• **WRITTEN REQUEST**
Reproduce the listing that follows with no differences at all.

• **SOURCE DATA**
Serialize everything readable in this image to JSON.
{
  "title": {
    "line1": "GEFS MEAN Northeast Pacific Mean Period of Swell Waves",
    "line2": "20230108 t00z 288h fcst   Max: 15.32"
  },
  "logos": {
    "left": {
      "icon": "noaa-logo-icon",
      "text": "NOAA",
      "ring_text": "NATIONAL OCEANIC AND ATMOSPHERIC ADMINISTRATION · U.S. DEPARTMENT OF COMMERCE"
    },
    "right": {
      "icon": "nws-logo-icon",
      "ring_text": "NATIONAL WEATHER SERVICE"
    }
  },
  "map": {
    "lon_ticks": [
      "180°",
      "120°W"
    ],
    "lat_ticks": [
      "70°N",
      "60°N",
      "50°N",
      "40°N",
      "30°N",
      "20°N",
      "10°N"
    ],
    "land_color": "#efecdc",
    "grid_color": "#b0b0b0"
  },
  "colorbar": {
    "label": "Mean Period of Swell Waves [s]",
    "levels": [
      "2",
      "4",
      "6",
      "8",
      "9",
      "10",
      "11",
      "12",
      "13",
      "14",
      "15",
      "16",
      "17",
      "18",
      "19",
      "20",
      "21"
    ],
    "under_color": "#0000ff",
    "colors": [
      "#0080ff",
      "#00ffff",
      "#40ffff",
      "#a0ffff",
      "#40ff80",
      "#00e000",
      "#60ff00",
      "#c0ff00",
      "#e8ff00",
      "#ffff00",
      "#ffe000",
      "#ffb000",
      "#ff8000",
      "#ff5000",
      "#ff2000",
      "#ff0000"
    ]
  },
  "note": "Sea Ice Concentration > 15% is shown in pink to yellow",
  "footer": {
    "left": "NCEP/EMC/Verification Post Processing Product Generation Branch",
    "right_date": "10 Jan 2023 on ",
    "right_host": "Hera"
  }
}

• **CORRECT RESPONSE**
Serialize everything readable in this image to JSON.
{
  "title": {
    "line1": "GEFS MEAN Northeast Pacific Mean Period of Swell Waves",
    "line2": "20230108 t00z 288h fcst   Max: 15.32"
  },
  "logos": {
    "left": {
      "icon": "noaa-logo-icon",
      "text": "NOAA",
      "ring_text": "NATIONAL OCEANIC AND ATMOSPHERIC ADMINISTRATION · U.S. DEPARTMENT OF COMMERCE"
    },
    "right": {
      "icon": "nws-logo-icon",
      "ring_text": "NATIONAL WEATHER SERVICE"
    }
  },
  "map": {
    "lon_ticks": [
      "180°",
      "120°W"
    ],
    "lat_ticks": [
      "70°N",
      "60°N",
      "50°N",
      "40°N",
      "30°N",
      "20°N",
      "10°N"
    ],
    "land_color": "#efecdc",
    "grid_color": "#b0b0b0"
  },
  "colorbar": {
    "label": "Mean Period of Swell Waves [s]",
    "levels": [
      "2",
      "4",
      "6",
      "8",
      "9",
      "10",
      "11",
      "12",
      "13",
      "14",
      "15",
      "16",
      "17",
      "18",
      "19",
      "20",
      "21"
    ],
    "under_color": "#0000ff",
    "colors": [
      "#0080ff",
      "#00ffff",
      "#40ffff",
      "#a0ffff",
      "#40ff80",
      "#00e000",
      "#60ff00",
      "#c0ff00",
      "#e8ff00",
      "#ffff00",
      "#ffe000",
      "#ffb000",
      "#ff8000",
      "#ff5000",
      "#ff2000",
      "#ff0000"
    ]
  },
  "note": "Sea Ice Concentration > 15% is shown in pink to yellow",
  "footer": {
    "left": "NCEP/EMC/Verification Post Processing Product Generation Branch",
    "right_date": "10 Jan 2023 on ",
    "right_host": "Hera"
  }
}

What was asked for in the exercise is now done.